Problem statement:
Search the material for the string "note" and copy each line where it occurs.

(Data items)
--- START ---

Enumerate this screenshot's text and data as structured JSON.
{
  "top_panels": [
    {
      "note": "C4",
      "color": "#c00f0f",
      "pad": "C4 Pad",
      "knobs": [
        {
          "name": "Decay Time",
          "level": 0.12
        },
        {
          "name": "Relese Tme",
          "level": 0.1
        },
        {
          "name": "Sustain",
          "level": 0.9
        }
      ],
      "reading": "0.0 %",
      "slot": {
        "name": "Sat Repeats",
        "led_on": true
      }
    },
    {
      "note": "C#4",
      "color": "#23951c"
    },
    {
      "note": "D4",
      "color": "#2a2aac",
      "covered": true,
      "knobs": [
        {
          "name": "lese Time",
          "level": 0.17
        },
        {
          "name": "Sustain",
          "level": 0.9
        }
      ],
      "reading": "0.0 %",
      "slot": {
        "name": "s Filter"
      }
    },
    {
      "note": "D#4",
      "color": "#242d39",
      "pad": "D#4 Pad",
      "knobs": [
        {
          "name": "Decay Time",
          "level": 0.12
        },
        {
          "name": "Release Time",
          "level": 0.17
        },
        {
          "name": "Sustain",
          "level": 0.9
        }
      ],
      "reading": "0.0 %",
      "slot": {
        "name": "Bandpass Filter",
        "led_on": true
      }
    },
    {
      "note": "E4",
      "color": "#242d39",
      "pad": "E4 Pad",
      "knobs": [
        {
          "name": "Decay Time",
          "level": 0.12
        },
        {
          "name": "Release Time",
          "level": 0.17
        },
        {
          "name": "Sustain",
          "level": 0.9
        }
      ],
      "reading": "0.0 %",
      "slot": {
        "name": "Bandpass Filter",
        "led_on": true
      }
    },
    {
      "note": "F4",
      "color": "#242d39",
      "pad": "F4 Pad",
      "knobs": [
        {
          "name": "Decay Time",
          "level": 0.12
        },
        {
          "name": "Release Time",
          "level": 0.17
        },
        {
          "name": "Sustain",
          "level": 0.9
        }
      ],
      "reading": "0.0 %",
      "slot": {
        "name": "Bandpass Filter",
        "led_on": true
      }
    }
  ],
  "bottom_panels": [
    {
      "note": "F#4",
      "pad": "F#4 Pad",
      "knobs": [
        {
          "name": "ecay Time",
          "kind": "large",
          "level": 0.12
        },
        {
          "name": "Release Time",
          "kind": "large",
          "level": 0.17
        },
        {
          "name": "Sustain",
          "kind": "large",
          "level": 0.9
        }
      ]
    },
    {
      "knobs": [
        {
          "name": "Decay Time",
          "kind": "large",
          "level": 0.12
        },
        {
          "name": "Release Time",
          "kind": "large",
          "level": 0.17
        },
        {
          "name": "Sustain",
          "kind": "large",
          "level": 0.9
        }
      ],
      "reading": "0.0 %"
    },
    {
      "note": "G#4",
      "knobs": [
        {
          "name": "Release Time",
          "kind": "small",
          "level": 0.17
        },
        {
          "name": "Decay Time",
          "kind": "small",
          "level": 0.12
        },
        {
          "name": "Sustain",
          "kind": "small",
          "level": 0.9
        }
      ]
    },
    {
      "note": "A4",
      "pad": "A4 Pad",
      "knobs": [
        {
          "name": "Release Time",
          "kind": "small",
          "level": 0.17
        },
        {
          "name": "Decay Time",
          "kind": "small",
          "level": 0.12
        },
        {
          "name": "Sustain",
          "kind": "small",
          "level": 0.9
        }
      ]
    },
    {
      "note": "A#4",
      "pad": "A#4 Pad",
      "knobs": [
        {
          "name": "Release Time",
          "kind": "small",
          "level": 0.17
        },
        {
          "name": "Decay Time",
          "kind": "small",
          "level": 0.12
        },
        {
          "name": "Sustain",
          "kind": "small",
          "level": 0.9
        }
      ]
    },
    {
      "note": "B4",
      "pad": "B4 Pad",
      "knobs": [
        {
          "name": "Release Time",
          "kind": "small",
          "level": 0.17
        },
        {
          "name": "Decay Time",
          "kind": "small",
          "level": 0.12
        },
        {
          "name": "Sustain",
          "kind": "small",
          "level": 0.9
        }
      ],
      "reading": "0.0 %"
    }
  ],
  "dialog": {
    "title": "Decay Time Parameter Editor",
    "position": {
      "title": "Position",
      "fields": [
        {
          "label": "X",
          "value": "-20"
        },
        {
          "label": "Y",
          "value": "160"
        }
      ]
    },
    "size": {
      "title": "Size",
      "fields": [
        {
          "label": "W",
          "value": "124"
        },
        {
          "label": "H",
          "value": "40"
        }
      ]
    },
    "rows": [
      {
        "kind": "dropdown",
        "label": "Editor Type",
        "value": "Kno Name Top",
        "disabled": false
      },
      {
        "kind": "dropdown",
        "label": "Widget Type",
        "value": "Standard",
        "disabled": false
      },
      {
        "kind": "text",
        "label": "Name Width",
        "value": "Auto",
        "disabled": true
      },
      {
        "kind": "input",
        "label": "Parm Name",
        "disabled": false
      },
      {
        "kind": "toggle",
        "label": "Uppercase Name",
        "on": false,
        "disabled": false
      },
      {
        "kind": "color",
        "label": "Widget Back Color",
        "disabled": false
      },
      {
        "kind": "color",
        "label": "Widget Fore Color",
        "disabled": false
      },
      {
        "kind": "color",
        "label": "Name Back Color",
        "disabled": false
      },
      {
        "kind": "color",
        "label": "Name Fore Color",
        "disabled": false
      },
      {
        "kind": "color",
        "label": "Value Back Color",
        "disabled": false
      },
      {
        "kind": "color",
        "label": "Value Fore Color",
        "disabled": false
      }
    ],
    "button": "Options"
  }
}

--- END ---

Response to the exercise:
      "note": "C4",
      "note": "C#4",
      "note": "D4",
      "note": "D#4",
      "note": "E4",
      "note": "F4",
      "note": "F#4",
      "note": "G#4",
      "note": "A4",
      "note": "A#4",
      "note": "B4",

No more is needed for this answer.